--- BEGIN PROVIDED ENTRIES ---

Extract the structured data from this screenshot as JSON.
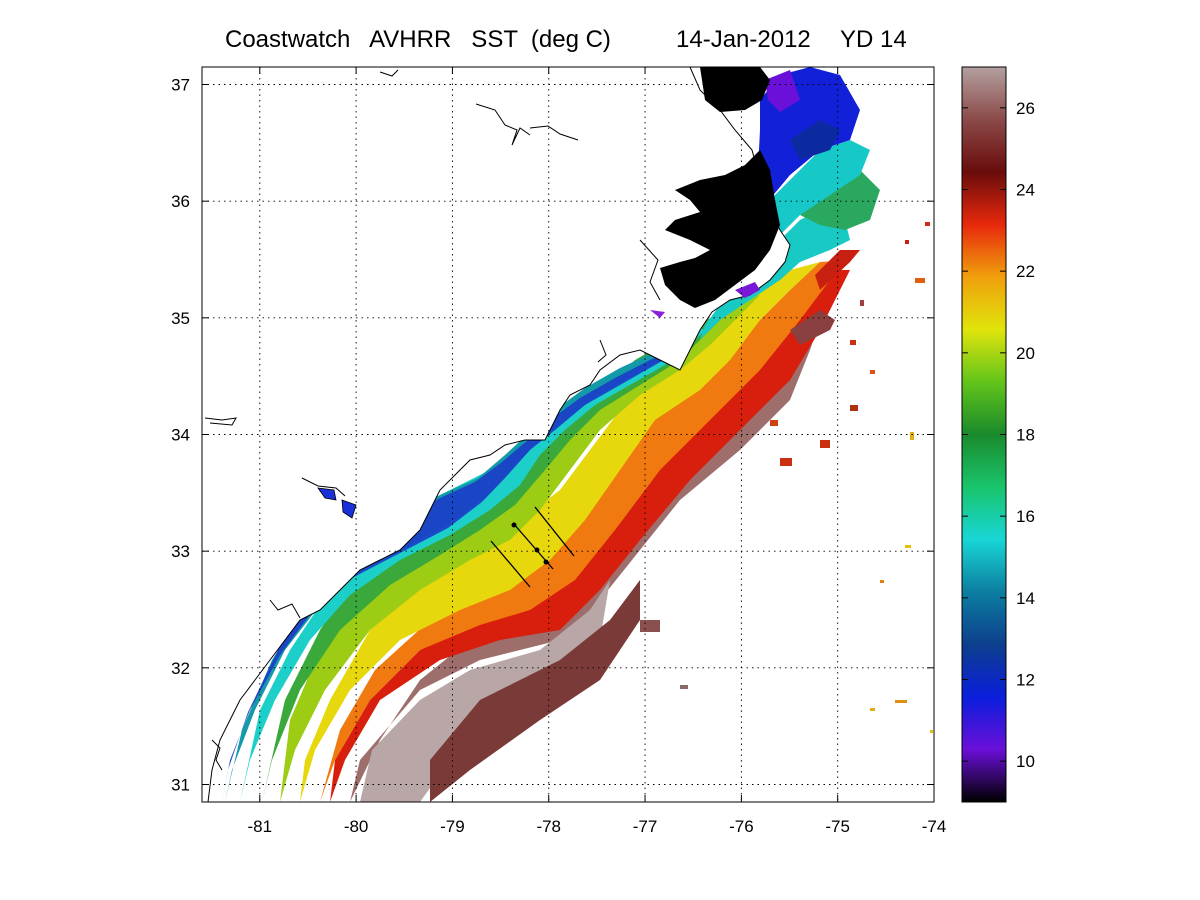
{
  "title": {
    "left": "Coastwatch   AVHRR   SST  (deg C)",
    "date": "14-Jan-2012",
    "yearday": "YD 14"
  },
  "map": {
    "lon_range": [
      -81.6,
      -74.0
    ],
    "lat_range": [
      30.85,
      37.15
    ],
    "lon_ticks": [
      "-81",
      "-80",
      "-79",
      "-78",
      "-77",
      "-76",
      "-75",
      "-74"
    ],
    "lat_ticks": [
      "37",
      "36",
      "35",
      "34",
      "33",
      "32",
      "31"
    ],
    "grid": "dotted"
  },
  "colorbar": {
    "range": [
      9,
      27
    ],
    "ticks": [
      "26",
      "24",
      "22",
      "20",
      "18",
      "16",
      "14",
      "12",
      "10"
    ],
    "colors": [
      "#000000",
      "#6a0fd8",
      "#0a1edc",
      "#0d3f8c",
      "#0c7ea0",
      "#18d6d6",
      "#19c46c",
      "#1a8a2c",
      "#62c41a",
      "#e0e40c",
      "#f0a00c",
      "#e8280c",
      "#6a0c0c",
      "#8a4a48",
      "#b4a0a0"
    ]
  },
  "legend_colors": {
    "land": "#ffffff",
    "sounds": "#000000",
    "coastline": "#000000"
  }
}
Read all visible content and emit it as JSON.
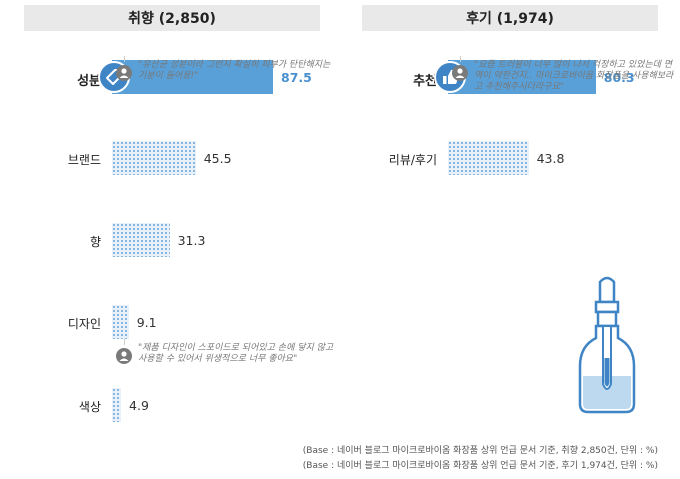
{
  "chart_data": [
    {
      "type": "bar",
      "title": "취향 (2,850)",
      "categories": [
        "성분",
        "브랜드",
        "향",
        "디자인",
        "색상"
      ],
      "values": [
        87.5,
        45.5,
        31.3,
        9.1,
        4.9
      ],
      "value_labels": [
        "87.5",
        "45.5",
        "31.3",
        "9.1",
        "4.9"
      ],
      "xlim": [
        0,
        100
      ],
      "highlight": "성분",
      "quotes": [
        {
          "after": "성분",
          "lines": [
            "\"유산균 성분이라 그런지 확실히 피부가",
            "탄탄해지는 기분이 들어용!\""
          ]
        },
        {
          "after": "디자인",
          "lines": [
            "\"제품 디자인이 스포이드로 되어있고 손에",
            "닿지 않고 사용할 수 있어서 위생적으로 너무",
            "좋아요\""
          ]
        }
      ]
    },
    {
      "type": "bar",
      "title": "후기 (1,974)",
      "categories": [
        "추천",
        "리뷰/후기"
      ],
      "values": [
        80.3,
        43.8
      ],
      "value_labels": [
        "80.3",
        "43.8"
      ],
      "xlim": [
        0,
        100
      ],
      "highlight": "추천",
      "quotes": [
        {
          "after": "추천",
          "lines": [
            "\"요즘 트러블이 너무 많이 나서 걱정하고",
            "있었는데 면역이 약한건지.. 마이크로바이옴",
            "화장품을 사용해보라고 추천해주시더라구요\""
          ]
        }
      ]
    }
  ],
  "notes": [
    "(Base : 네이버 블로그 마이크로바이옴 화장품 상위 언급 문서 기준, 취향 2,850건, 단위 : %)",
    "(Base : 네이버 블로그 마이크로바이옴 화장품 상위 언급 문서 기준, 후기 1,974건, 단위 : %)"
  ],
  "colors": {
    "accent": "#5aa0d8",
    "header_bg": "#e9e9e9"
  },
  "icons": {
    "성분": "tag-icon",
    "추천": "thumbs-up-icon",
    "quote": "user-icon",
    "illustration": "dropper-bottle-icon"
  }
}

--- END PROVIDED ENTRIES ---
--- BEGIN PROVIDED ENTRIES ---

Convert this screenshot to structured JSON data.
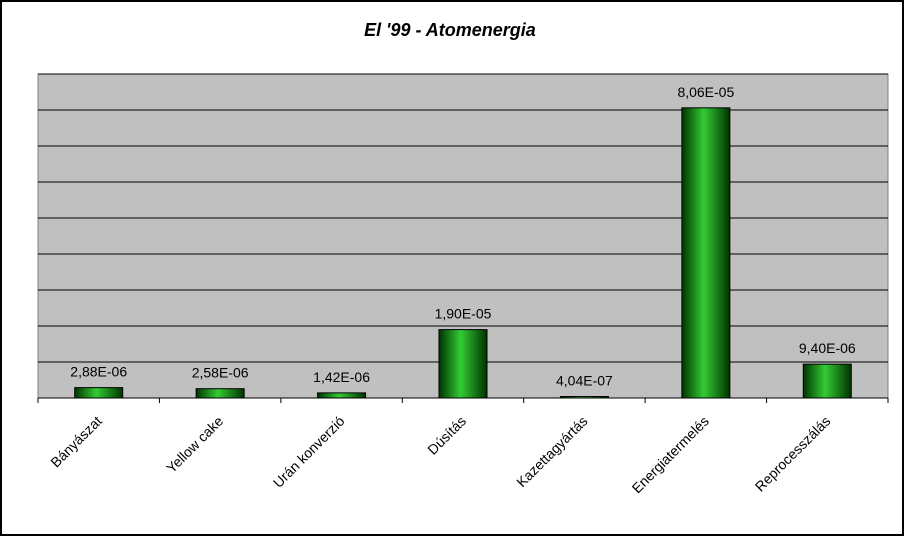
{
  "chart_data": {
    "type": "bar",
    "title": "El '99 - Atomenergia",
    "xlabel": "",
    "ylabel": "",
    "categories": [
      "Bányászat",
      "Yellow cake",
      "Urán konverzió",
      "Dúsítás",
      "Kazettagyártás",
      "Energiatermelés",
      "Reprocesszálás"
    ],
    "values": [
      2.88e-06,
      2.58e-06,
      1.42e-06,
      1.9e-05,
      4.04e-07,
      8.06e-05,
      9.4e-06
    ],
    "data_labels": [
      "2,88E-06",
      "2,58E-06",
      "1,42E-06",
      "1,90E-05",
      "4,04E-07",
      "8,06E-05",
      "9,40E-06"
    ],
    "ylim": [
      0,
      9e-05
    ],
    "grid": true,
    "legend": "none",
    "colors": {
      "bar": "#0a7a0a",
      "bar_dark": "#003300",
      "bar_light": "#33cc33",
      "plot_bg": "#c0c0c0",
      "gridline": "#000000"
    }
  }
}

--- END PROVIDED ENTRIES ---

WHAT TO WORK ON -> Scan the material line by line and report each one that contains "Base".

REPLY ->
    "(Base : 네이버 블로그 마이크로바이옴 화장품 상위 언급 문서 기준, 취향 2,850건, 단위 : %)",
    "(Base : 네이버 블로그 마이크로바이옴 화장품 상위 언급 문서 기준, 후기 1,974건, 단위 : %)"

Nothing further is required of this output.